**What you have to do:** Quote all of the data exactly as given. Skip every picture it contains.

**Provided entries:**

══════

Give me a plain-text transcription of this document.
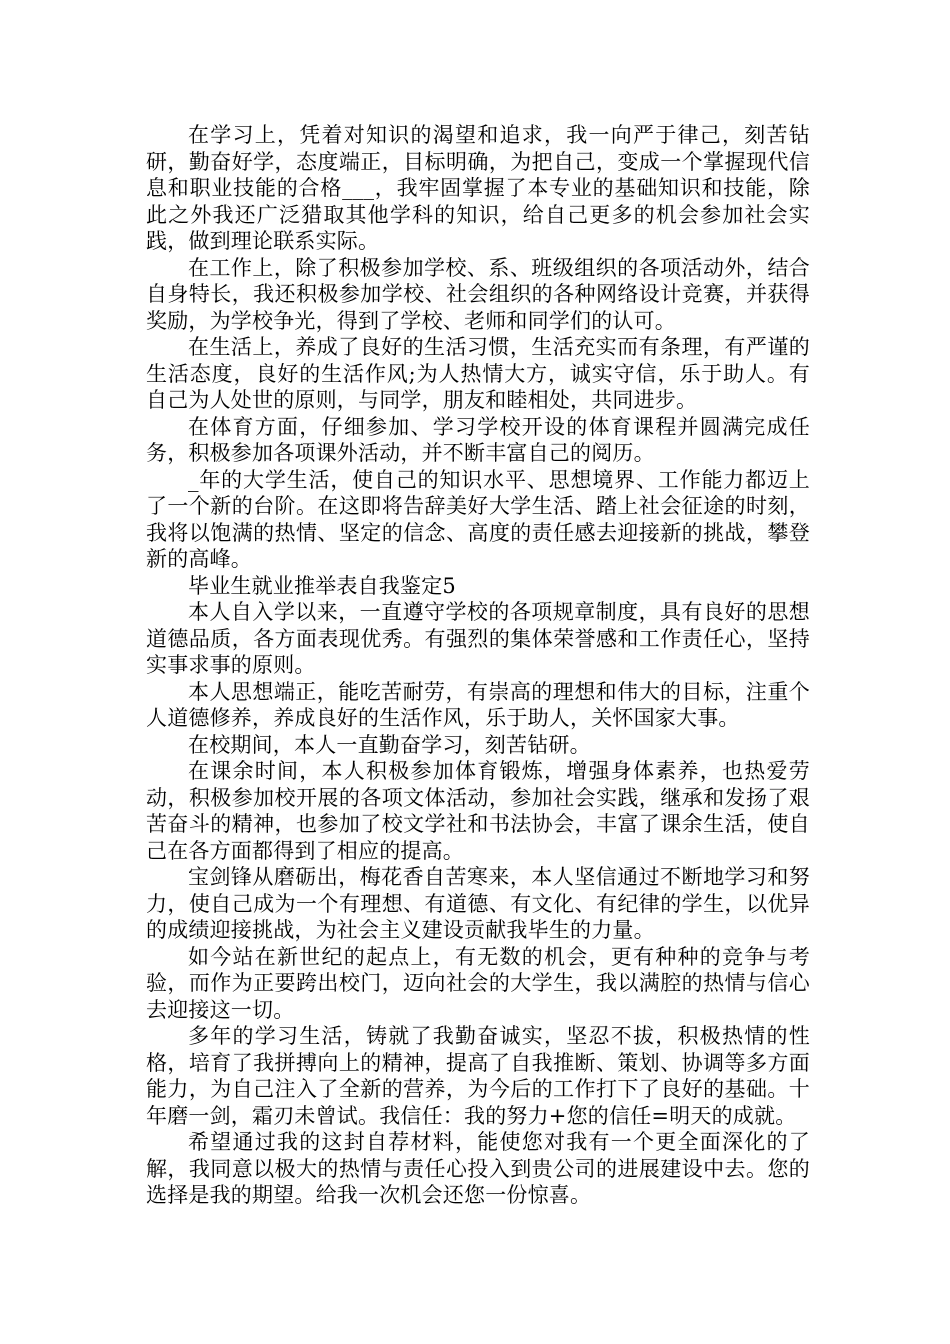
在学习上，凭着对知识的渴望和追求，我一向严于律己，刻苦钻研，勤奋好学，态度端正，目标明确，为把自己，变成一个掌握现代信息和职业技能的合格___，我牢固掌握了本专业的基础知识和技能，除此之外我还广泛猎取其他学科的知识，给自己更多的机会参加社会实践，做到理论联系实际。

在工作上，除了积极参加学校、系、班级组织的各项活动外，结合自身特长，我还积极参加学校、社会组织的各种网络设计竞赛，并获得奖励，为学校争光，得到了学校、老师和同学们的认可。

在生活上，养成了良好的生活习惯，生活充实而有条理，有严谨的生活态度，良好的生活作风;为人热情大方，诚实守信，乐于助人。有自己为人处世的原则，与同学，朋友和睦相处，共同进步。

在体育方面，仔细参加、学习学校开设的体育课程并圆满完成任务，积极参加各项课外活动，并不断丰富自己的阅历。

_年的大学生活，使自己的知识水平、思想境界、工作能力都迈上了一个新的台阶。在这即将告辞美好大学生活、踏上社会征途的时刻，我将以饱满的热情、坚定的信念、高度的责任感去迎接新的挑战，攀登新的高峰。

毕业生就业推举表自我鉴定5

本人自入学以来，一直遵守学校的各项规章制度，具有良好的思想道德品质，各方面表现优秀。有强烈的集体荣誉感和工作责任心，坚持实事求事的原则。

本人思想端正，能吃苦耐劳，有崇高的理想和伟大的目标，注重个人道德修养，养成良好的生活作风，乐于助人，关怀国家大事。

在校期间，本人一直勤奋学习，刻苦钻研。

在课余时间，本人积极参加体育锻炼，增强身体素养，也热爱劳动，积极参加校开展的各项文体活动，参加社会实践，继承和发扬了艰苦奋斗的精神，也参加了校文学社和书法协会，丰富了课余生活，使自己在各方面都得到了相应的提高。

宝剑锋从磨砺出，梅花香自苦寒来，本人坚信通过不断地学习和努力，使自己成为一个有理想、有道德、有文化、有纪律的学生，以优异的成绩迎接挑战，为社会主义建设贡献我毕生的力量。

如今站在新世纪的起点上，有无数的机会，更有种种的竞争与考验，而作为正要跨出校门，迈向社会的大学生，我以满腔的热情与信心去迎接这一切。

多年的学习生活，铸就了我勤奋诚实，坚忍不拔，积极热情的性格，培育了我拼搏向上的精神，提高了自我推断、策划、协调等多方面能力，为自己注入了全新的营养，为今后的工作打下了良好的基础。十年磨一剑，霜刃未曾试。我信任：我的努力+您的信任=明天的成就。

希望通过我的这封自荐材料，能使您对我有一个更全面深化的了解，我同意以极大的热情与责任心投入到贵公司的进展建设中去。您的选择是我的期望。给我一次机会还您一份惊喜。
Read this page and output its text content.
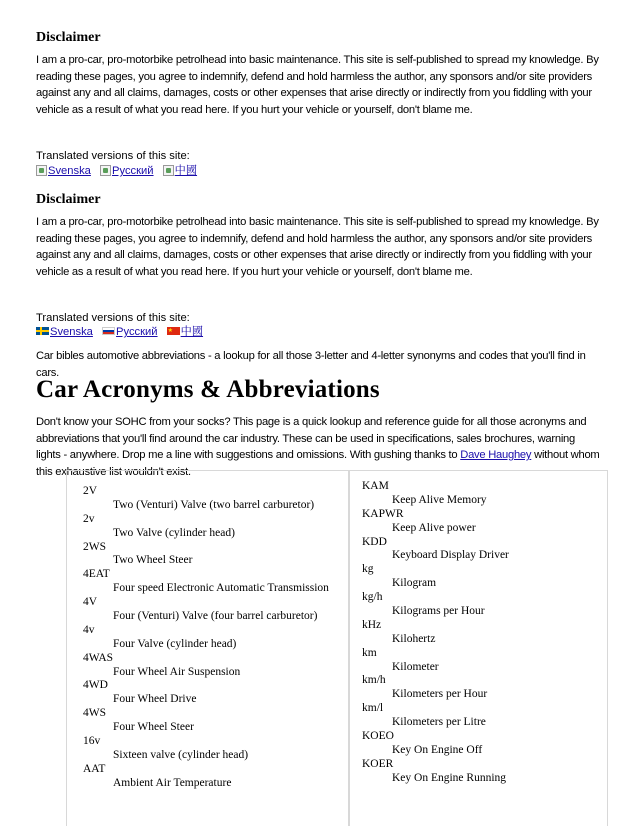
Disclaimer

I am a pro-car, pro-motorbike petrolhead into basic maintenance. This site is self-published to spread my knowledge. By reading these pages, you agree to indemnify, defend and hold harmless the author, any sponsors and/or site providers against any and all claims, damages, costs or other expenses that arise directly or indirectly from you fiddling with your vehicle as a result of what you read here. If you hurt your vehicle or yourself, don't blame me.

Translated versions of this site:

Svenska Русский 中國
Disclaimer

I am a pro-car, pro-motorbike petrolhead into basic maintenance. This site is self-published to spread my knowledge. By reading these pages, you agree to indemnify, defend and hold harmless the author, any sponsors and/or site providers against any and all claims, damages, costs or other expenses that arise directly or indirectly from you fiddling with your vehicle as a result of what you read here. If you hurt your vehicle or yourself, don't blame me.

Translated versions of this site:

Svenska Русский ★ 中國

Car bibles automotive abbreviations - a lookup for all those 3-letter and 4-letter synonyms and codes that you'll find in cars.

Car Acronyms & Abbreviations

Don't know your SOHC from your socks? This page is a quick lookup and reference guide for all those acronyms and abbreviations that you'll find around the car industry. These can be used in specifications, sales brochures, warning lights - anywhere. Drop me a line with suggestions and omissions. With gushing thanks to Dave Haughey without whom this exhaustive list wouldn't exist.

2V
Two (Venturi) Valve (two barrel carburetor)
2v
Two Valve (cylinder head)
2WS
Two Wheel Steer
4EAT
Four speed Electronic Automatic Transmission
4V
Four (Venturi) Valve (four barrel carburetor)
4v
Four Valve (cylinder head)
4WAS
Four Wheel Air Suspension
4WD
Four Wheel Drive
4WS
Four Wheel Steer
16v
Sixteen valve (cylinder head)
AAT
Ambient Air Temperature
KAM
Keep Alive Memory
KAPWR
Keep Alive power
KDD
Keyboard Display Driver
kg
Kilogram
kg/h
Kilograms per Hour
kHz
Kilohertz
km
Kilometer
km/h
Kilometers per Hour
km/l
Kilometers per Litre
KOEO
Key On Engine Off
KOER
Key On Engine Running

══════

**Expected answer:**
Give me a plain-text transcription of this document.
在学习上，凭着对知识的渴望和追求，我一向严于律己，刻苦钻研，勤奋好学，态度端正，目标明确，为把自己，变成一个掌握现代信息和职业技能的合格___，我牢固掌握了本专业的基础知识和技能，除此之外我还广泛猎取其他学科的知识，给自己更多的机会参加社会实践，做到理论联系实际。

在工作上，除了积极参加学校、系、班级组织的各项活动外，结合自身特长，我还积极参加学校、社会组织的各种网络设计竞赛，并获得奖励，为学校争光，得到了学校、老师和同学们的认可。

在生活上，养成了良好的生活习惯，生活充实而有条理，有严谨的生活态度，良好的生活作风;为人热情大方，诚实守信，乐于助人。有自己为人处世的原则，与同学，朋友和睦相处，共同进步。

在体育方面，仔细参加、学习学校开设的体育课程并圆满完成任务，积极参加各项课外活动，并不断丰富自己的阅历。

_年的大学生活，使自己的知识水平、思想境界、工作能力都迈上了一个新的台阶。在这即将告辞美好大学生活、踏上社会征途的时刻，我将以饱满的热情、坚定的信念、高度的责任感去迎接新的挑战，攀登新的高峰。

毕业生就业推举表自我鉴定5

本人自入学以来，一直遵守学校的各项规章制度，具有良好的思想道德品质，各方面表现优秀。有强烈的集体荣誉感和工作责任心，坚持实事求事的原则。

本人思想端正，能吃苦耐劳，有崇高的理想和伟大的目标，注重个人道德修养，养成良好的生活作风，乐于助人，关怀国家大事。

在校期间，本人一直勤奋学习，刻苦钻研。

在课余时间，本人积极参加体育锻炼，增强身体素养，也热爱劳动，积极参加校开展的各项文体活动，参加社会实践，继承和发扬了艰苦奋斗的精神，也参加了校文学社和书法协会，丰富了课余生活，使自己在各方面都得到了相应的提高。

宝剑锋从磨砺出，梅花香自苦寒来，本人坚信通过不断地学习和努力，使自己成为一个有理想、有道德、有文化、有纪律的学生，以优异的成绩迎接挑战，为社会主义建设贡献我毕生的力量。

如今站在新世纪的起点上，有无数的机会，更有种种的竞争与考验，而作为正要跨出校门，迈向社会的大学生，我以满腔的热情与信心去迎接这一切。

多年的学习生活，铸就了我勤奋诚实，坚忍不拔，积极热情的性格，培育了我拼搏向上的精神，提高了自我推断、策划、协调等多方面能力，为自己注入了全新的营养，为今后的工作打下了良好的基础。十年磨一剑，霜刃未曾试。我信任：我的努力+您的信任=明天的成就。

希望通过我的这封自荐材料，能使您对我有一个更全面深化的了解，我同意以极大的热情与责任心投入到贵公司的进展建设中去。您的选择是我的期望。给我一次机会还您一份惊喜。
Read this page and output its text content.
Disclaimer

I am a pro-car, pro-motorbike petrolhead into basic maintenance. This site is self-published to spread my knowledge. By reading these pages, you agree to indemnify, defend and hold harmless the author, any sponsors and/or site providers against any and all claims, damages, costs or other expenses that arise directly or indirectly from you fiddling with your vehicle as a result of what you read here. If you hurt your vehicle or yourself, don't blame me.

Translated versions of this site:

Svenska Русский 中國
Disclaimer

I am a pro-car, pro-motorbike petrolhead into basic maintenance. This site is self-published to spread my knowledge. By reading these pages, you agree to indemnify, defend and hold harmless the author, any sponsors and/or site providers against any and all claims, damages, costs or other expenses that arise directly or indirectly from you fiddling with your vehicle as a result of what you read here. If you hurt your vehicle or yourself, don't blame me.

Translated versions of this site:

Svenska Русский ★ 中國

Car bibles automotive abbreviations - a lookup for all those 3-letter and 4-letter synonyms and codes that you'll find in cars.

Car Acronyms & Abbreviations

Don't know your SOHC from your socks? This page is a quick lookup and reference guide for all those acronyms and abbreviations that you'll find around the car industry. These can be used in specifications, sales brochures, warning lights - anywhere. Drop me a line with suggestions and omissions. With gushing thanks to Dave Haughey without whom this exhaustive list wouldn't exist.

2V
Two (Venturi) Valve (two barrel carburetor)
2v
Two Valve (cylinder head)
2WS
Two Wheel Steer
4EAT
Four speed Electronic Automatic Transmission
4V
Four (Venturi) Valve (four barrel carburetor)
4v
Four Valve (cylinder head)
4WAS
Four Wheel Air Suspension
4WD
Four Wheel Drive
4WS
Four Wheel Steer
16v
Sixteen valve (cylinder head)
AAT
Ambient Air Temperature
KAM
Keep Alive Memory
KAPWR
Keep Alive power
KDD
Keyboard Display Driver
kg
Kilogram
kg/h
Kilograms per Hour
kHz
Kilohertz
km
Kilometer
km/h
Kilometers per Hour
km/l
Kilometers per Litre
KOEO
Key On Engine Off
KOER
Key On Engine Running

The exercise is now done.